→ PROVIDED ENTRIES
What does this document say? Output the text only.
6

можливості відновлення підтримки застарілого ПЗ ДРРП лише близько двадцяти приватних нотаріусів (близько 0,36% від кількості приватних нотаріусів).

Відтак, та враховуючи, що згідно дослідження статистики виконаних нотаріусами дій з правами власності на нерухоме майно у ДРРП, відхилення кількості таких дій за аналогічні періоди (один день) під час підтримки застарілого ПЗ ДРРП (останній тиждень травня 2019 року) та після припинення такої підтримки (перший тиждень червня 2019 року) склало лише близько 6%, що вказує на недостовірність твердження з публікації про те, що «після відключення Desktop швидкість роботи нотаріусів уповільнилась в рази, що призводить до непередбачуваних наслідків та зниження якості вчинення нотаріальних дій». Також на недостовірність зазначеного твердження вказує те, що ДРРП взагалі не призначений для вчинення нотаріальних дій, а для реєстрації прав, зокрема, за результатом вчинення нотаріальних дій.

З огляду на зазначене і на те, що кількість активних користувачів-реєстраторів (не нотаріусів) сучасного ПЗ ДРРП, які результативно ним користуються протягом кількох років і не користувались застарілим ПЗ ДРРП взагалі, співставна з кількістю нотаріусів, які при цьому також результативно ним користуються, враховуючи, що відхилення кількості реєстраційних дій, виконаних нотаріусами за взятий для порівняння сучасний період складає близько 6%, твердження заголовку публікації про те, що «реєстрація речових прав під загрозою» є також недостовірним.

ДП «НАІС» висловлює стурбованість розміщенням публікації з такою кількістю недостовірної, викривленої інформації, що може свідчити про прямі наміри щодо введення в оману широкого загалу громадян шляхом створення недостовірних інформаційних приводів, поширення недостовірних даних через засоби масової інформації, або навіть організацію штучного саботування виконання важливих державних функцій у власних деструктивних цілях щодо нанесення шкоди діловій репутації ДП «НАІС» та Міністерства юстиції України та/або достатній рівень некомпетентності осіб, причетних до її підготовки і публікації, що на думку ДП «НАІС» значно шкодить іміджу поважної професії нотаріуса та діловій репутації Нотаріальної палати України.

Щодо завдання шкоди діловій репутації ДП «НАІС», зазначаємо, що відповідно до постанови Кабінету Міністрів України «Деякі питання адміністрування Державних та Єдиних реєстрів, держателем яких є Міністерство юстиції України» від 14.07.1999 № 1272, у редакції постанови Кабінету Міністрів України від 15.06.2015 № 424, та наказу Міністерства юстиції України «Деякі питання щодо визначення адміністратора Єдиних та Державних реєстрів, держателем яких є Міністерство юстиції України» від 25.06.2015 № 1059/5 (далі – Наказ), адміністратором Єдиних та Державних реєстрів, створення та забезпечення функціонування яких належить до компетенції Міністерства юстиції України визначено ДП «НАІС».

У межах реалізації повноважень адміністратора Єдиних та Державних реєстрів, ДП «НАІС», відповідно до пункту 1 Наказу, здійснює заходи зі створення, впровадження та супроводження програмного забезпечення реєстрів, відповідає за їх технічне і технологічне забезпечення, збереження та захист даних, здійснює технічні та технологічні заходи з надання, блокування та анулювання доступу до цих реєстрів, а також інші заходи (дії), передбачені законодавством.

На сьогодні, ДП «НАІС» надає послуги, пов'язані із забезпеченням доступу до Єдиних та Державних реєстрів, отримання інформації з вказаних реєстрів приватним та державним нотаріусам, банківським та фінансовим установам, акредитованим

→ WHAT YOU HAVE TO DO
Find and copy every line in the entries above where the string "інформації" occurs.

→ SOLUTION FOR THIS PROBLEM
ДП «НАІС» висловлює стурбованість розміщенням публікації з такою кількістю недостовірної, викривленої інформації, що може свідчити про прямі наміри щодо введення в оману широкого загалу громадян шляхом створення недостовірних інформаційних приводів, поширення недостовірних даних через засоби масової інформації, або навіть організацію штучного саботування виконання важливих державних функцій у власних деструктивних цілях щодо нанесення шкоди діловій репутації ДП «НАІС» та Міністерства юстиції України та/або достатній рівень некомпетентності осіб, причетних до її підготовки і публікації, що на думку ДП «НАІС» значно шкодить іміджу поважної професії нотаріуса та діловій репутації Нотаріальної палати України.
На сьогодні, ДП «НАІС» надає послуги, пов'язані із забезпеченням доступу до Єдиних та Державних реєстрів, отримання інформації з вказаних реєстрів приватним та державним нотаріусам, банківським та фінансовим установам, акредитованим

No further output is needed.